■ EXCERPTED RECORDS:

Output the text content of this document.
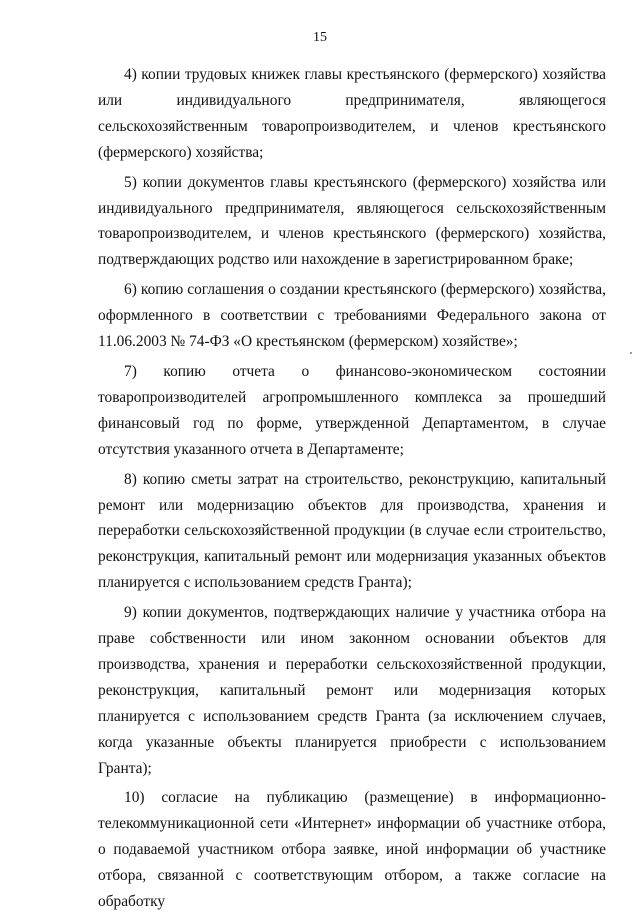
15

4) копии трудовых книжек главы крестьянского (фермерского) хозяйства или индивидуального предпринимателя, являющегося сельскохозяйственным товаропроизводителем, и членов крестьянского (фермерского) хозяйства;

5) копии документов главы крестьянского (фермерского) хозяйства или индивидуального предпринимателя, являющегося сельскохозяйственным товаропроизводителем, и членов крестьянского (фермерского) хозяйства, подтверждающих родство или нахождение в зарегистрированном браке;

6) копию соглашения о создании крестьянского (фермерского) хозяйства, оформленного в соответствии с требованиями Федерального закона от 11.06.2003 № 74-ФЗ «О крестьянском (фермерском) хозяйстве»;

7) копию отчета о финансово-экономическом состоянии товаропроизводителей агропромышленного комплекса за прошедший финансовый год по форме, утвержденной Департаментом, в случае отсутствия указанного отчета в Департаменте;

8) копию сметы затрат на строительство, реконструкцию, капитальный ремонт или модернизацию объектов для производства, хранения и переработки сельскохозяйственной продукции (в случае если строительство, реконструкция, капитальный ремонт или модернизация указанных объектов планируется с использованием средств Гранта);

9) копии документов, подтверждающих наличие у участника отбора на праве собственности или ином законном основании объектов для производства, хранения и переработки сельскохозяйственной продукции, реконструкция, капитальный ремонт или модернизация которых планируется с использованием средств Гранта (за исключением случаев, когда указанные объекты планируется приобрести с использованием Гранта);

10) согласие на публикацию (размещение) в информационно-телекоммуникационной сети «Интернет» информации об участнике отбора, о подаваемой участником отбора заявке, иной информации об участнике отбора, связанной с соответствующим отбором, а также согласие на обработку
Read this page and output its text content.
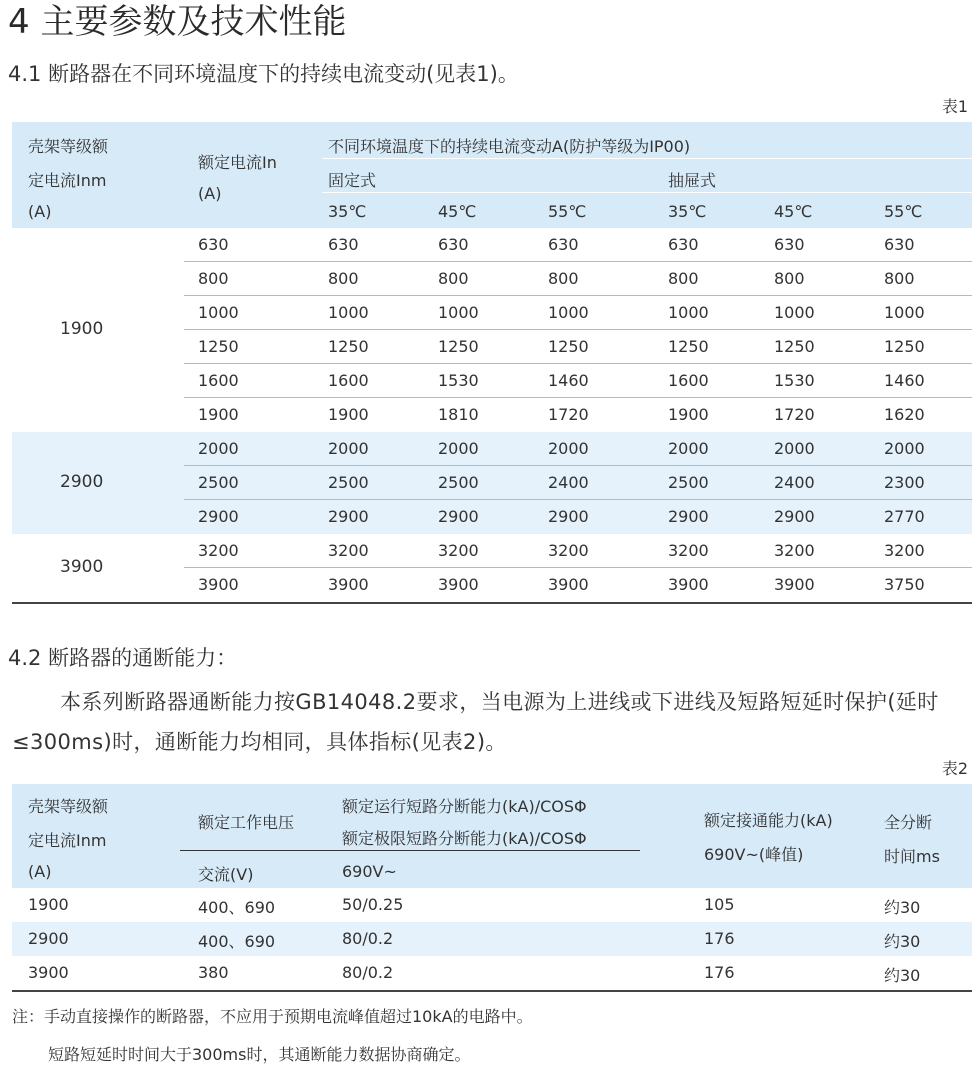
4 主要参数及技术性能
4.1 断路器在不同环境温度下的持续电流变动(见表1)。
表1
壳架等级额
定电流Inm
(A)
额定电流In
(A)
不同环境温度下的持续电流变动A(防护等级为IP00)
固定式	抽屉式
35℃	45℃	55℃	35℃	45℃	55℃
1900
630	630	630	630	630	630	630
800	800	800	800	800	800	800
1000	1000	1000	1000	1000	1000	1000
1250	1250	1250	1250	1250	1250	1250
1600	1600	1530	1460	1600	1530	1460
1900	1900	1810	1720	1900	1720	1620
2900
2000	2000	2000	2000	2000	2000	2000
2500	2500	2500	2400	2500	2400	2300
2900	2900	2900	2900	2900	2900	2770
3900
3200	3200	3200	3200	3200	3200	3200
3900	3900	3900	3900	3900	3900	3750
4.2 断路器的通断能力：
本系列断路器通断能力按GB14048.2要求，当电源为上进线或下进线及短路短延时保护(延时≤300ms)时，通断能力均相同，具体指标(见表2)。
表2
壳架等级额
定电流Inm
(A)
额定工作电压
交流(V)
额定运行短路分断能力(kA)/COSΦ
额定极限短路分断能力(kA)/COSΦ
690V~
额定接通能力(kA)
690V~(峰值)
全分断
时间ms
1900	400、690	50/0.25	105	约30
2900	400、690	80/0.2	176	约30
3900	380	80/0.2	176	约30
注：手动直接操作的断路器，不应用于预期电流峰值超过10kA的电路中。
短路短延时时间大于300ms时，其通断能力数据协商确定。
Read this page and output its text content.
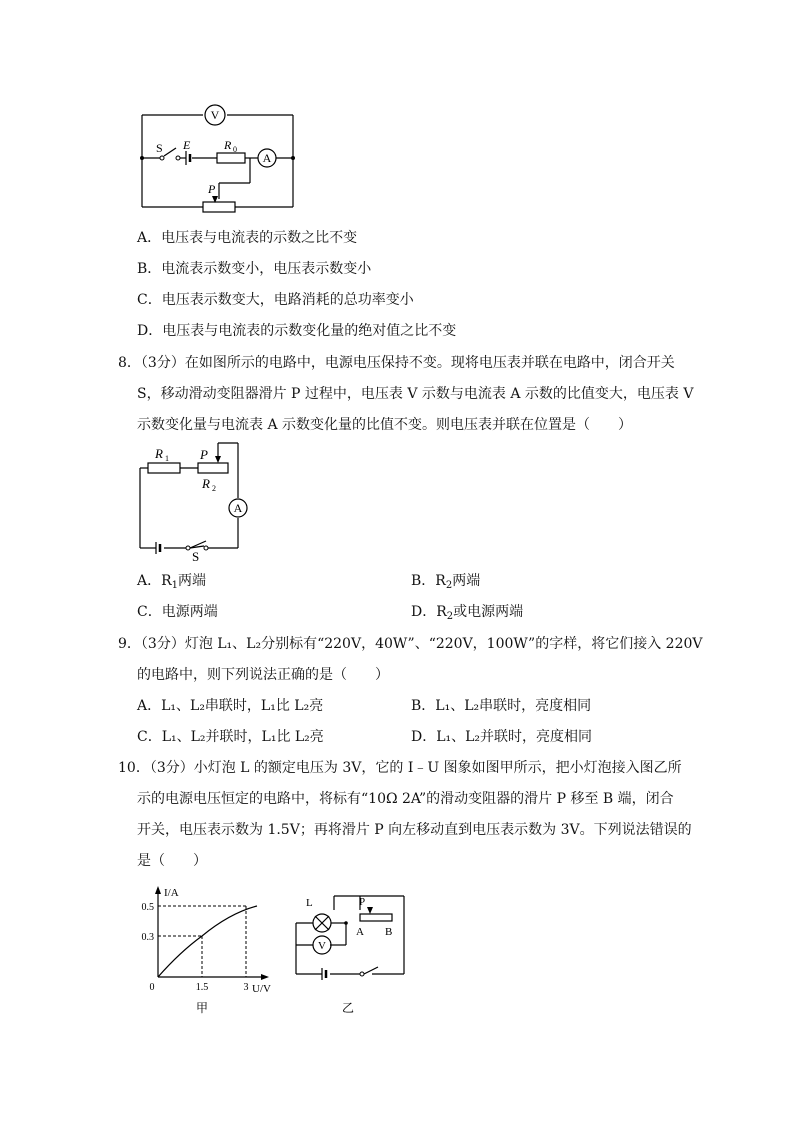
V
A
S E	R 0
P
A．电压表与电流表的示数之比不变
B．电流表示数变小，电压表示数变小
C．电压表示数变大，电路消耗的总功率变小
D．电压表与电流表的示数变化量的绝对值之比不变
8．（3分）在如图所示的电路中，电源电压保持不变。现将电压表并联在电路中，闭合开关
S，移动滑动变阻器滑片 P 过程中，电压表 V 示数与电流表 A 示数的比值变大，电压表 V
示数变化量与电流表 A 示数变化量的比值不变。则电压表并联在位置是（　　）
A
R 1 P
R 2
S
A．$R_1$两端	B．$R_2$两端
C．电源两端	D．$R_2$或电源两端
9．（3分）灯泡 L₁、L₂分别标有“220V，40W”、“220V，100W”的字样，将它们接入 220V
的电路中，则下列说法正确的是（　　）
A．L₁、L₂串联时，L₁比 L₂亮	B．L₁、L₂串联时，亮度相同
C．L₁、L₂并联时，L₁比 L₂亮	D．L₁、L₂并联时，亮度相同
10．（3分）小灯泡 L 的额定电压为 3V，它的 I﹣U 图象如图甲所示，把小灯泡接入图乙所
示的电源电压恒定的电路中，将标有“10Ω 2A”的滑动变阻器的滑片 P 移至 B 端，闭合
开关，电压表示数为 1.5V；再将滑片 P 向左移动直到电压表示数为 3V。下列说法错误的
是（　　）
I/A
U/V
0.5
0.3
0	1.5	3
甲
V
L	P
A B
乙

■ EXERCISE OBJECTIVE: All lines in the data that contain the word "фермерского" should be copied.

■ EXPECTED ANSWER:
4) копии трудовых книжек главы крестьянского (фермерского) хозяйства или индивидуального предпринимателя, являющегося сельскохозяйственным товаропроизводителем, и членов крестьянского (фермерского) хозяйства;
5) копии документов главы крестьянского (фермерского) хозяйства или индивидуального предпринимателя, являющегося сельскохозяйственным товаропроизводителем, и членов крестьянского (фермерского) хозяйства, подтверждающих родство или нахождение в зарегистрированном браке;
6) копию соглашения о создании крестьянского (фермерского) хозяйства, оформленного в соответствии с требованиями Федерального закона от 11.06.2003 № 74-ФЗ «О крестьянском (фермерском) хозяйстве»;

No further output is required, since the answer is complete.